Quote the entries word for word. Omit the pictures.

— begin Data rows —

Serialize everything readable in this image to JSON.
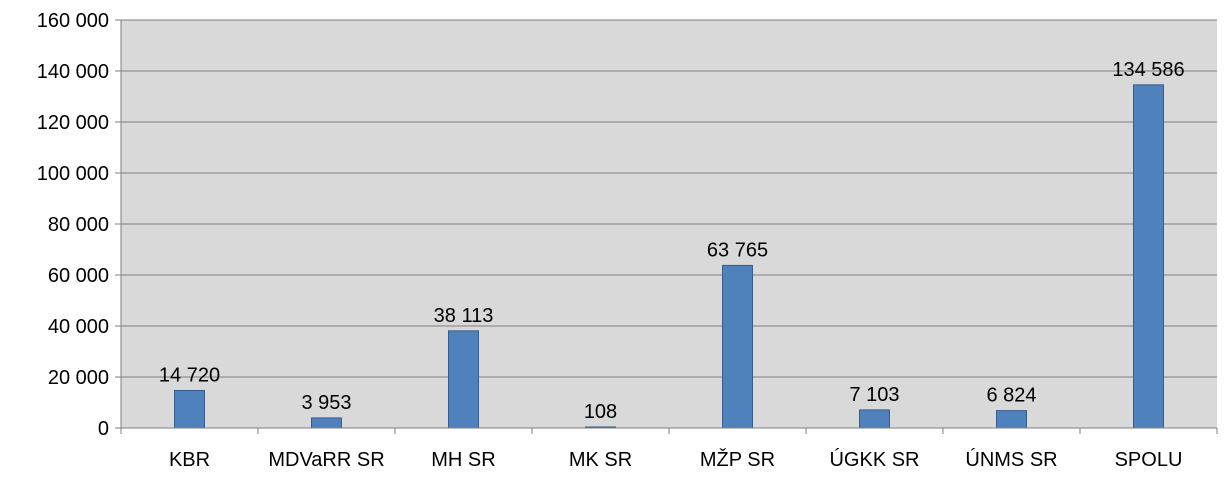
{
  "chart_data": {
    "type": "bar",
    "categories": [
      "KBR",
      "MDVaRR SR",
      "MH SR",
      "MK SR",
      "MŽP SR",
      "ÚGKK SR",
      "ÚNMS SR",
      "SPOLU"
    ],
    "values": [
      14720,
      3953,
      38113,
      108,
      63765,
      7103,
      6824,
      134586
    ],
    "data_labels": [
      "14 720",
      "3 953",
      "38 113",
      "108",
      "63 765",
      "7 103",
      "6 824",
      "134 586"
    ],
    "title": "",
    "xlabel": "",
    "ylabel": "",
    "ylim": [
      0,
      160000
    ],
    "yticks": [
      0,
      20000,
      40000,
      60000,
      80000,
      100000,
      120000,
      140000,
      160000
    ],
    "ytick_labels": [
      "0",
      "20 000",
      "40 000",
      "60 000",
      "80 000",
      "100 000",
      "120 000",
      "140 000",
      "160 000"
    ],
    "grid": true,
    "legend": "none",
    "colors": {
      "bar_fill": "#4f81bd",
      "bar_stroke": "#385d8a",
      "plot_background": "#d9d9d9",
      "gridline": "#7f7f7f",
      "axis": "#7f7f7f"
    }
  }
}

— end Data rows —

• Exercise output:
Serialize everything readable in this image to JSON.
{
  "chart_data": {
    "type": "bar",
    "categories": [
      "KBR",
      "MDVaRR SR",
      "MH SR",
      "MK SR",
      "MŽP SR",
      "ÚGKK SR",
      "ÚNMS SR",
      "SPOLU"
    ],
    "values": [
      14720,
      3953,
      38113,
      108,
      63765,
      7103,
      6824,
      134586
    ],
    "data_labels": [
      "14 720",
      "3 953",
      "38 113",
      "108",
      "63 765",
      "7 103",
      "6 824",
      "134 586"
    ],
    "title": "",
    "xlabel": "",
    "ylabel": "",
    "ylim": [
      0,
      160000
    ],
    "yticks": [
      0,
      20000,
      40000,
      60000,
      80000,
      100000,
      120000,
      140000,
      160000
    ],
    "ytick_labels": [
      "0",
      "20 000",
      "40 000",
      "60 000",
      "80 000",
      "100 000",
      "120 000",
      "140 000",
      "160 000"
    ],
    "grid": true,
    "legend": "none",
    "colors": {
      "bar_fill": "#4f81bd",
      "bar_stroke": "#385d8a",
      "plot_background": "#d9d9d9",
      "gridline": "#7f7f7f",
      "axis": "#7f7f7f"
    }
  }
}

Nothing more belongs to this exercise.